_Information supplied_

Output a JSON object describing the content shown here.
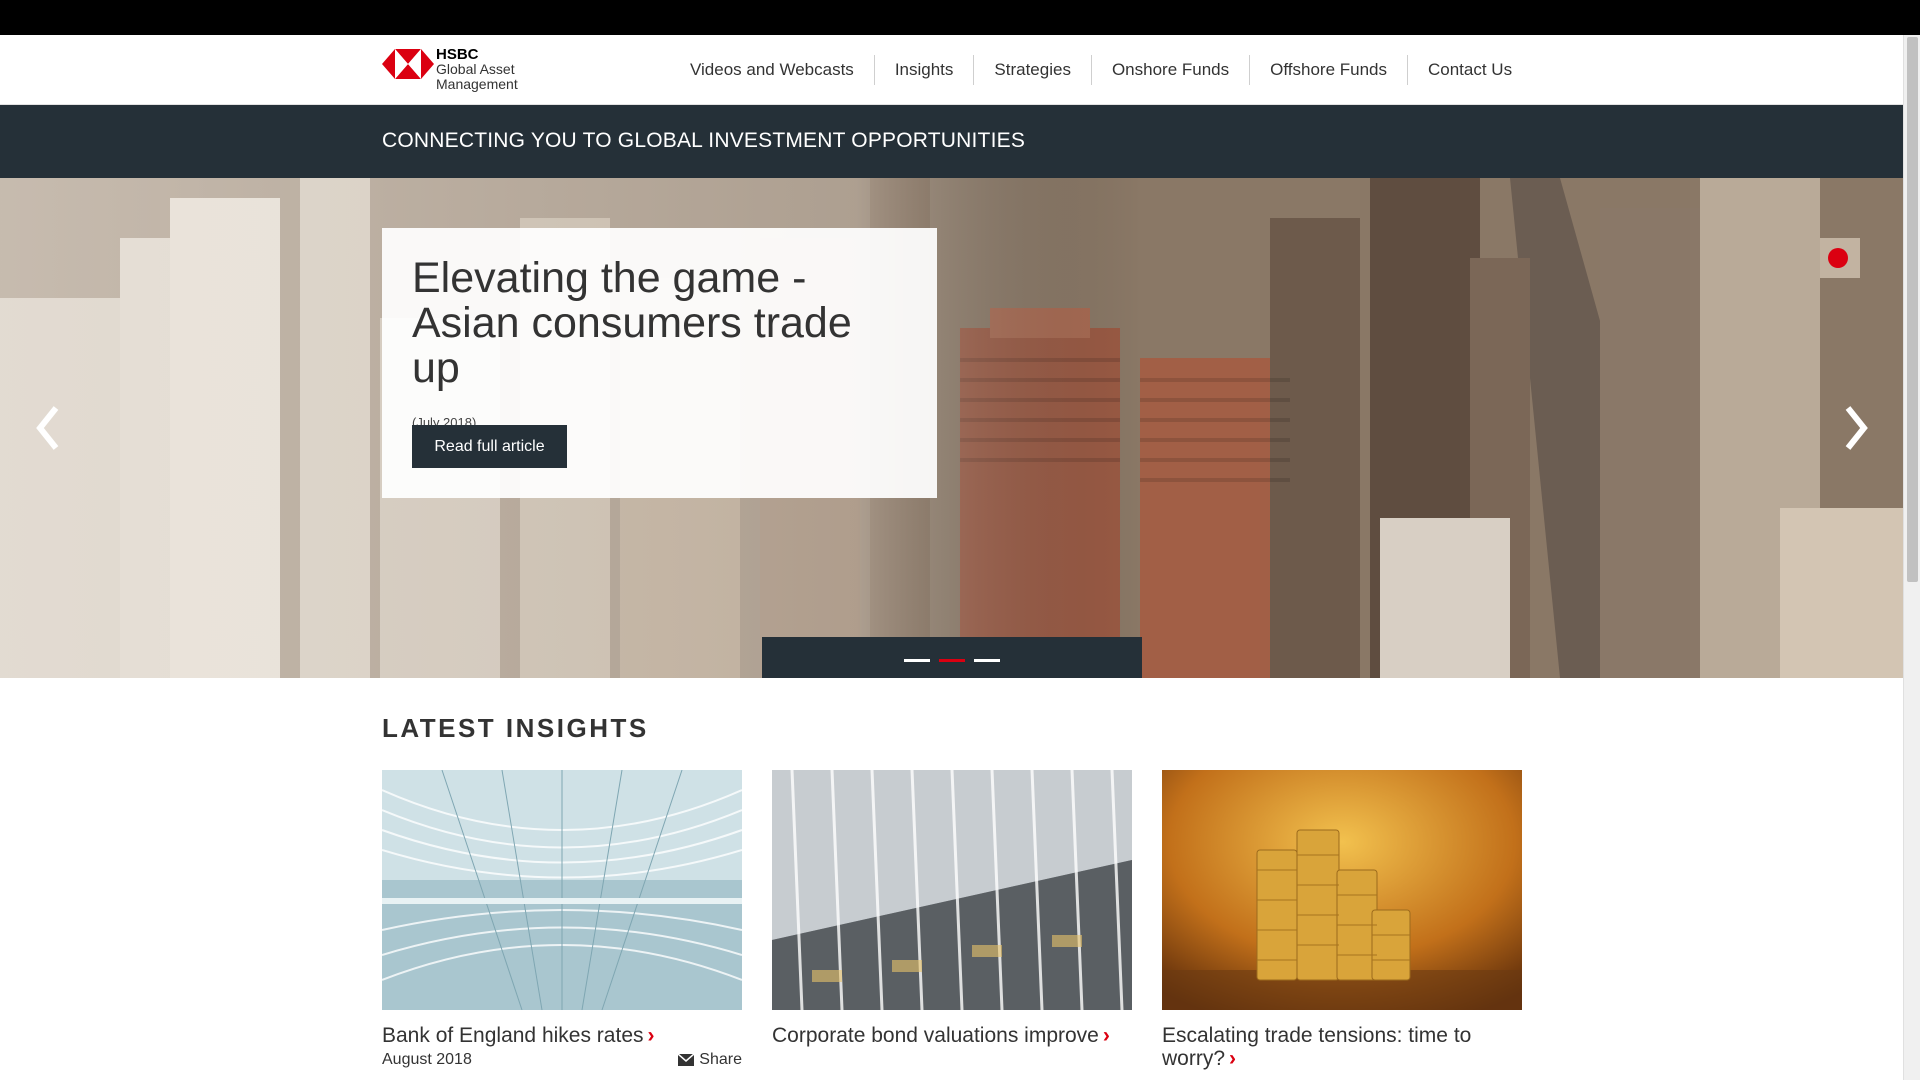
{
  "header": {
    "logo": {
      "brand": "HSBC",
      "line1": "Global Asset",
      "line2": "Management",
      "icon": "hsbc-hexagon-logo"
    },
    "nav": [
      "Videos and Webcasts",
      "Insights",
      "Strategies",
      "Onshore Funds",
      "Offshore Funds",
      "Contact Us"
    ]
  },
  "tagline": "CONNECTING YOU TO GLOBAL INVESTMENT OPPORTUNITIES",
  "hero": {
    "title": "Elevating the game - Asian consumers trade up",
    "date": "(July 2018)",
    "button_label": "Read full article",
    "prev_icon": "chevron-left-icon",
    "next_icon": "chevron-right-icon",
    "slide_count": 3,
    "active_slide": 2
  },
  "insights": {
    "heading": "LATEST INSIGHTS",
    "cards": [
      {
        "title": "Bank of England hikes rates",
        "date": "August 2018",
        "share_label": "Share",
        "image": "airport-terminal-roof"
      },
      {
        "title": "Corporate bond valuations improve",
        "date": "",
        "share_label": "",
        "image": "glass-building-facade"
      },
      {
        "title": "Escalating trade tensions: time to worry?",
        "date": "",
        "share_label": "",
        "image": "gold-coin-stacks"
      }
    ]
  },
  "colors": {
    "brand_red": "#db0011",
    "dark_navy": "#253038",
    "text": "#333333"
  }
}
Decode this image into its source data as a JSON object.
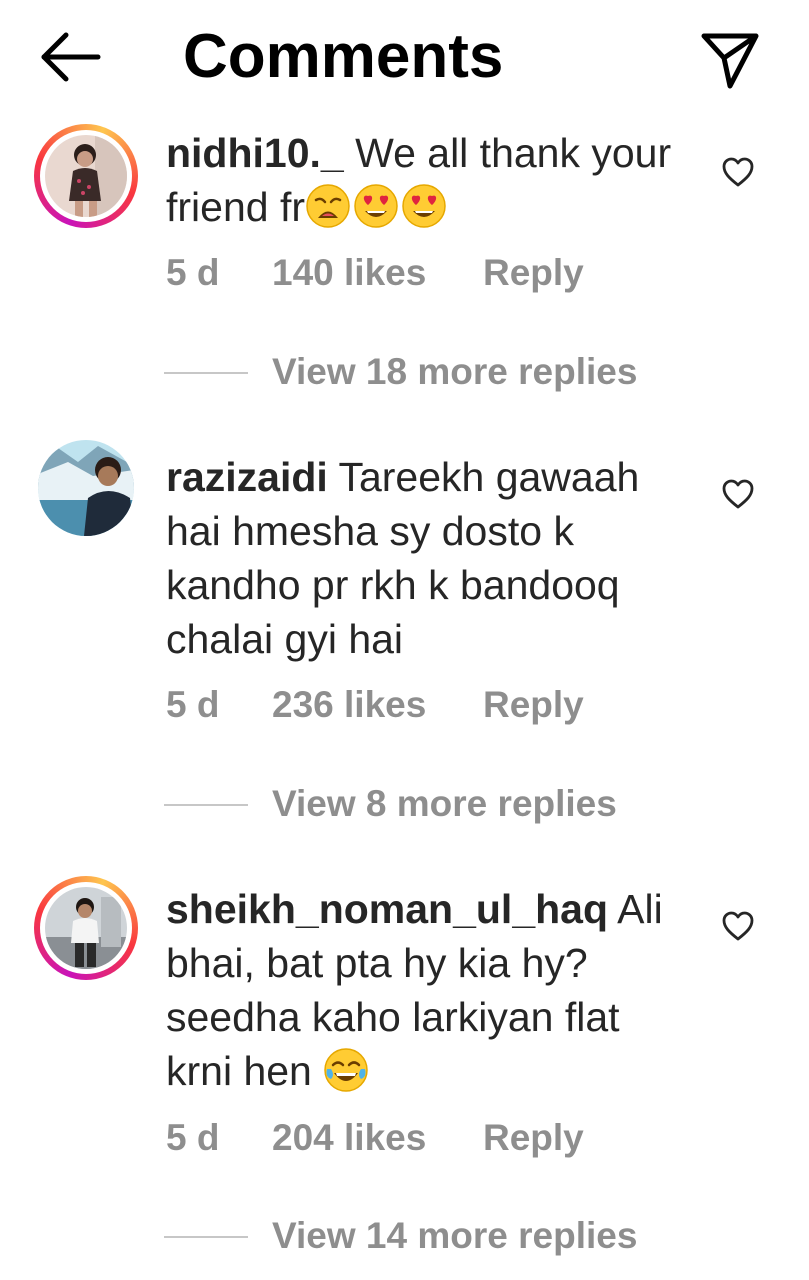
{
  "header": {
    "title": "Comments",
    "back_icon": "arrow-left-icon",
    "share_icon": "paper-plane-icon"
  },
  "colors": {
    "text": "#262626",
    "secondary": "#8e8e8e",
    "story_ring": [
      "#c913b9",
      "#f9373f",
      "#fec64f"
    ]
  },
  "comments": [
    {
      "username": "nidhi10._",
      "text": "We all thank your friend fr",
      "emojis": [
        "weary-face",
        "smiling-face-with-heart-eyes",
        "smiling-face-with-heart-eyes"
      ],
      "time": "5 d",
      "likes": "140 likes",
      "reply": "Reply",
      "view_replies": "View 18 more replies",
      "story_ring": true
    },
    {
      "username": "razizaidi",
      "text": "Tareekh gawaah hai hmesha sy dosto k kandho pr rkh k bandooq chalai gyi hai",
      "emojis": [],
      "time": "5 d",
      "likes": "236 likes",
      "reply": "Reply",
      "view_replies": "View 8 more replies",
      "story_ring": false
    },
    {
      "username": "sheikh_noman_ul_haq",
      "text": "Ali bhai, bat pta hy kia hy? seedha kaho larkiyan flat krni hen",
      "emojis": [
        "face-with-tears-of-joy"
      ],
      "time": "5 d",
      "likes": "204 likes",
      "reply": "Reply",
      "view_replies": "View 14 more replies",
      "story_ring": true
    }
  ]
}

_Written task_
From the listing, copy each line containing the word "JSON".

_Problem solution_
Output a JSON object describing the content shown here.
Decode this image into its source data as a JSON object.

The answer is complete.